> **Instructions for the task**
Report each line of the data that includes the word "icon".
━━━━━━━━━━━━━━━━
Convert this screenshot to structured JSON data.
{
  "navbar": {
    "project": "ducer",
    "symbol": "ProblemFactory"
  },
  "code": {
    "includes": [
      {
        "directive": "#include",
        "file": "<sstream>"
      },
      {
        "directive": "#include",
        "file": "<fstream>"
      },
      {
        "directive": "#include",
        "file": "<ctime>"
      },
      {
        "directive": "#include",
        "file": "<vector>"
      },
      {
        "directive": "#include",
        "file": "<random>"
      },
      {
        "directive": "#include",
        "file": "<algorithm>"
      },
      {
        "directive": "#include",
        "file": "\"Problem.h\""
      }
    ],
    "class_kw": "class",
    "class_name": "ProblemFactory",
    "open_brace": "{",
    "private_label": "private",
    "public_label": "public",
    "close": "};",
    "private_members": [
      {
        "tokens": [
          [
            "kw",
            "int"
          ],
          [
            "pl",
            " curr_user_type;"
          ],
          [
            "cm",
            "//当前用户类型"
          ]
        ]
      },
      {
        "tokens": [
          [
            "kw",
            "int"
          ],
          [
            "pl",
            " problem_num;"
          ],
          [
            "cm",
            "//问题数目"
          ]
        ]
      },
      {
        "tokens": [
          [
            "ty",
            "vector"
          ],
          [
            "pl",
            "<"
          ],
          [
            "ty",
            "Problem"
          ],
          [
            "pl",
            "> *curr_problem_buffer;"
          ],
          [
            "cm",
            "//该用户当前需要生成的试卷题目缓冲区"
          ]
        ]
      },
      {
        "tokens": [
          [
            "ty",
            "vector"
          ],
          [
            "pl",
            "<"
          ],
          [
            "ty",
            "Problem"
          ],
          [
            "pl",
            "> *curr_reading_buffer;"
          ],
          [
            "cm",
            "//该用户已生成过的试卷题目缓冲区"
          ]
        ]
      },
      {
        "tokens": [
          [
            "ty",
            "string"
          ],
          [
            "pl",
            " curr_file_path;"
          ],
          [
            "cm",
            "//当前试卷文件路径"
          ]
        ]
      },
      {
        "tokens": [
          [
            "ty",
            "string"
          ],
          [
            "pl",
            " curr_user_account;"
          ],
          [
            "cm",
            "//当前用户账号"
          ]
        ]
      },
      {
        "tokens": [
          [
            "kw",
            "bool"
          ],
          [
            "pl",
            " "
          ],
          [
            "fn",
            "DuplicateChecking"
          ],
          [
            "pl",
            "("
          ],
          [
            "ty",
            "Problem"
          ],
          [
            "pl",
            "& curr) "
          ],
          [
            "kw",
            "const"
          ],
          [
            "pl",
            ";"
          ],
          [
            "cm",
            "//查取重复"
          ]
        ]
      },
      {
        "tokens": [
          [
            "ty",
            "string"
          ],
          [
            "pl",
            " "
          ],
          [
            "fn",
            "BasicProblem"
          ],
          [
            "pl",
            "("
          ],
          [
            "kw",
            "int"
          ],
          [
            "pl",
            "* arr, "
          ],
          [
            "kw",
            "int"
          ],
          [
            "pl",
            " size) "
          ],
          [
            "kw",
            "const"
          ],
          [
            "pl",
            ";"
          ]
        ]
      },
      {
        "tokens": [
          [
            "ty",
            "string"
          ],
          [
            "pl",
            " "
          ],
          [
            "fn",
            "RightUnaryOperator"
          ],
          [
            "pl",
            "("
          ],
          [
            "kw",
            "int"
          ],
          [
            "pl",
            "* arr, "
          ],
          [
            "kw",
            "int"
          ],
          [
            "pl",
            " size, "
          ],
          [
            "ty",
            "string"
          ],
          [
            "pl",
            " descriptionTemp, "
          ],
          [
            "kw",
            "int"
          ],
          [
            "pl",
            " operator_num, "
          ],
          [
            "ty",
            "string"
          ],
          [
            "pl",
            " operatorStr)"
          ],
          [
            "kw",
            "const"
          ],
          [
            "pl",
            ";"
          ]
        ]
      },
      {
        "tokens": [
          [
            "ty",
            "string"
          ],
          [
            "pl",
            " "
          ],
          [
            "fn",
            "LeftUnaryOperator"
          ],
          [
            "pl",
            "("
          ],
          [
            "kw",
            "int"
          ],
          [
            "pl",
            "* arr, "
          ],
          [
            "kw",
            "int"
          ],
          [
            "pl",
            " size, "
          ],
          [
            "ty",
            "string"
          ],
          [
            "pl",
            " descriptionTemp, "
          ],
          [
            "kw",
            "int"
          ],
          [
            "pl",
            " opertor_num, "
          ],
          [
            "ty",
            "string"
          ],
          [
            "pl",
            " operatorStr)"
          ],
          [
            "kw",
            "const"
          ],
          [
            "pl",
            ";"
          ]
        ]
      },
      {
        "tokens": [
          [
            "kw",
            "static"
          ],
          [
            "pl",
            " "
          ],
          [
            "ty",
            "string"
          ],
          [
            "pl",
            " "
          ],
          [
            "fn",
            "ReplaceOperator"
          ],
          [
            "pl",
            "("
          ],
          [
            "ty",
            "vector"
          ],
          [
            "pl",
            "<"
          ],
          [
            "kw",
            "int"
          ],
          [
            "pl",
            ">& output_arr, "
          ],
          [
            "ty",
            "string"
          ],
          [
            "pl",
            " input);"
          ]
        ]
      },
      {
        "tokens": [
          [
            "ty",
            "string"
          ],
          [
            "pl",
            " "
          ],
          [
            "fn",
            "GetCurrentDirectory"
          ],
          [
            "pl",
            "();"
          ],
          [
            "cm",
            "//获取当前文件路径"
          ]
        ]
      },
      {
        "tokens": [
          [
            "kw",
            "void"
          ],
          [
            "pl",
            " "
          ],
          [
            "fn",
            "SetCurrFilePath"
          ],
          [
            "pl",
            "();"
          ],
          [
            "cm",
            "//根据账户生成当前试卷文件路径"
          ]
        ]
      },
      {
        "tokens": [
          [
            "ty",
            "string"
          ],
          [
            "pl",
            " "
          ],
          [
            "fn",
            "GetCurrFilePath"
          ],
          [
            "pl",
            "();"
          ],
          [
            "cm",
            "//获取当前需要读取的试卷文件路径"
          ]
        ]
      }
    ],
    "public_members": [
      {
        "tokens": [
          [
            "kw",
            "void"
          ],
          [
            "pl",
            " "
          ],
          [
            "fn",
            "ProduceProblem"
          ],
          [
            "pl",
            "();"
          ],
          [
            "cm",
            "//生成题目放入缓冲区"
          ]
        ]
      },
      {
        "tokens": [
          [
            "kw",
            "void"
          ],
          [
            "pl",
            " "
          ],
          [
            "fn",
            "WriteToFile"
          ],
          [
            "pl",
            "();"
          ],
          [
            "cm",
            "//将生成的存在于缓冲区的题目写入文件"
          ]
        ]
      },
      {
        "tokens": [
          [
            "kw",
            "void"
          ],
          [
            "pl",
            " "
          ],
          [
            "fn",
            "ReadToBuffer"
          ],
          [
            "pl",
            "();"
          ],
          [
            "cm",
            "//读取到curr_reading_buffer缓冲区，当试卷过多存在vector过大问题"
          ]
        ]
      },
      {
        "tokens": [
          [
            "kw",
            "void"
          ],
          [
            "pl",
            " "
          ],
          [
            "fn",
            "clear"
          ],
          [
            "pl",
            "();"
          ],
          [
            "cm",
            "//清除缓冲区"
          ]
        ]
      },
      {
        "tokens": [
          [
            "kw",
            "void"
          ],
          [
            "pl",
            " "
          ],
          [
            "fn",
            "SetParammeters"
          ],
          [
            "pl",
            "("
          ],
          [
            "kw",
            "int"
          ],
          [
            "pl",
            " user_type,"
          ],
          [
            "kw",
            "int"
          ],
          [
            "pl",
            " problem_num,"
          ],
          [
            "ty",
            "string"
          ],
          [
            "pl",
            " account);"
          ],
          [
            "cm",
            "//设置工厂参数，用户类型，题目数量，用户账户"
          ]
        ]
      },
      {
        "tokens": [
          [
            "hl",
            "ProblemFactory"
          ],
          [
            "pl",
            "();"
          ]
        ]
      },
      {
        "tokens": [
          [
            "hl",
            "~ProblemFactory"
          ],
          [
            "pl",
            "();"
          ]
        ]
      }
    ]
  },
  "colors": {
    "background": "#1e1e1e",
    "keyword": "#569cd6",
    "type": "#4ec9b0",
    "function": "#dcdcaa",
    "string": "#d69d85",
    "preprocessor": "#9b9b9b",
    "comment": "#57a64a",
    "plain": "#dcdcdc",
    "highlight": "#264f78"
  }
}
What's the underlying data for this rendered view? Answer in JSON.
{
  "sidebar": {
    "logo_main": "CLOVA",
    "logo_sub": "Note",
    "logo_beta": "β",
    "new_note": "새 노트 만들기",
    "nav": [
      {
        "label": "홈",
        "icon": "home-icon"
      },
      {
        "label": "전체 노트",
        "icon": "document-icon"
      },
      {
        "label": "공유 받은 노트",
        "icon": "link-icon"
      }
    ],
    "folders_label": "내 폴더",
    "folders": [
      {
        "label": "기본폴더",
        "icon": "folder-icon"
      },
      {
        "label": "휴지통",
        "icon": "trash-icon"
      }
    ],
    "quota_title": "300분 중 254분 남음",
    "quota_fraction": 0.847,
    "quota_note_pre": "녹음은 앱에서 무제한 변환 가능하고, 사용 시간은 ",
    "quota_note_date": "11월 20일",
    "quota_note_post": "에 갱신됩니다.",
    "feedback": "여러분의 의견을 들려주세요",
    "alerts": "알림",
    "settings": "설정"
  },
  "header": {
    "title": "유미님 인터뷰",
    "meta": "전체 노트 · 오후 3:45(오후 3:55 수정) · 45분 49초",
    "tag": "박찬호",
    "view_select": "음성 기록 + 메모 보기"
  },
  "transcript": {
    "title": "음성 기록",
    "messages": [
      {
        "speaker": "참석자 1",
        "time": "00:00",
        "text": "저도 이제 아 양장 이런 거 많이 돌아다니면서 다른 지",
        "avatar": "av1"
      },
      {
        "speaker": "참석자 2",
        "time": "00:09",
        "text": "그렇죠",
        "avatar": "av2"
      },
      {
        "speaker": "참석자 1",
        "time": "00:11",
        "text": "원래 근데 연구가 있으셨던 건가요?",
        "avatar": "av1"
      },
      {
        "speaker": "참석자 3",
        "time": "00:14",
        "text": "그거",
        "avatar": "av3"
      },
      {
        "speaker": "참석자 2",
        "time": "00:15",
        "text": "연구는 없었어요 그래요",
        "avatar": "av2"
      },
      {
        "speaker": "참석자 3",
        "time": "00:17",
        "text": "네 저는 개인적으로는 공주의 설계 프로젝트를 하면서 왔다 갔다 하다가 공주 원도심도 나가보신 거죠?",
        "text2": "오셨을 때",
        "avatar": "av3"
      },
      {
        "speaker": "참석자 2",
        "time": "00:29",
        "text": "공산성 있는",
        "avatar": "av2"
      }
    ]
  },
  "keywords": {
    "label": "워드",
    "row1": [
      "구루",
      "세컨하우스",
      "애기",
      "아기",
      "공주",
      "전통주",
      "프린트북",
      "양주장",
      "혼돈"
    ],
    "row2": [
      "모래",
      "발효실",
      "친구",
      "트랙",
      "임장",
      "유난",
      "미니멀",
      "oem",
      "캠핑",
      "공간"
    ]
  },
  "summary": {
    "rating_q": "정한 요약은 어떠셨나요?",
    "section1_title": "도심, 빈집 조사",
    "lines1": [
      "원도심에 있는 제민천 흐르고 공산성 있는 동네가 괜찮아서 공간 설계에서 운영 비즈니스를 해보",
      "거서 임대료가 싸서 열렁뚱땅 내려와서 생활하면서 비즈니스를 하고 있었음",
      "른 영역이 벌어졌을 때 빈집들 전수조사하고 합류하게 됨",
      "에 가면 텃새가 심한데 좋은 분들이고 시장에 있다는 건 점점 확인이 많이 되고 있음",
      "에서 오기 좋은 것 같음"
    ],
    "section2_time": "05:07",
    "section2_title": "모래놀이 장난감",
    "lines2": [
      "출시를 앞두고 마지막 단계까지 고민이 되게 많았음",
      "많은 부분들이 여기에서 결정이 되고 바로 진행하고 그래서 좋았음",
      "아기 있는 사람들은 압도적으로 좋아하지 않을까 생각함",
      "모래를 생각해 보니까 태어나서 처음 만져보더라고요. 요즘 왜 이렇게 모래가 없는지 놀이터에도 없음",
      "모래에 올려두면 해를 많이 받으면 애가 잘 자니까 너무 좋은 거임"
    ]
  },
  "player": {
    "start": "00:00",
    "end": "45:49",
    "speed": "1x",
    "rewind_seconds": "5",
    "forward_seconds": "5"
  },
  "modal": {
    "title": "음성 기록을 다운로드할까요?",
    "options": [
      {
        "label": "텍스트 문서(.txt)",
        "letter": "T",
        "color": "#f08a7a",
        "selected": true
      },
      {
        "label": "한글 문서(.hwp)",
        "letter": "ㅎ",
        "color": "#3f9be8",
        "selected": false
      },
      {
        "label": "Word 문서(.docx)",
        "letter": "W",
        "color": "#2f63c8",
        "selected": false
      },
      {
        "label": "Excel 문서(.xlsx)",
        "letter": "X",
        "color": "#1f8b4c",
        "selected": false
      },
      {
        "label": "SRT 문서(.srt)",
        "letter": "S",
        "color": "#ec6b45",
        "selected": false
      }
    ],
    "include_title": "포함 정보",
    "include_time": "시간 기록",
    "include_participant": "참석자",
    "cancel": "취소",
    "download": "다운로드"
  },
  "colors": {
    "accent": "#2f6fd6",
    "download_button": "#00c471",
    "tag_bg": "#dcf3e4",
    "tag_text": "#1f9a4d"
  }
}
━━━━━━━━━━━━━━━━
> **Solution to this problem**
        "icon": "home-icon"
        "icon": "document-icon"
        "icon": "link-icon"
        "icon": "folder-icon"
        "icon": "trash-icon"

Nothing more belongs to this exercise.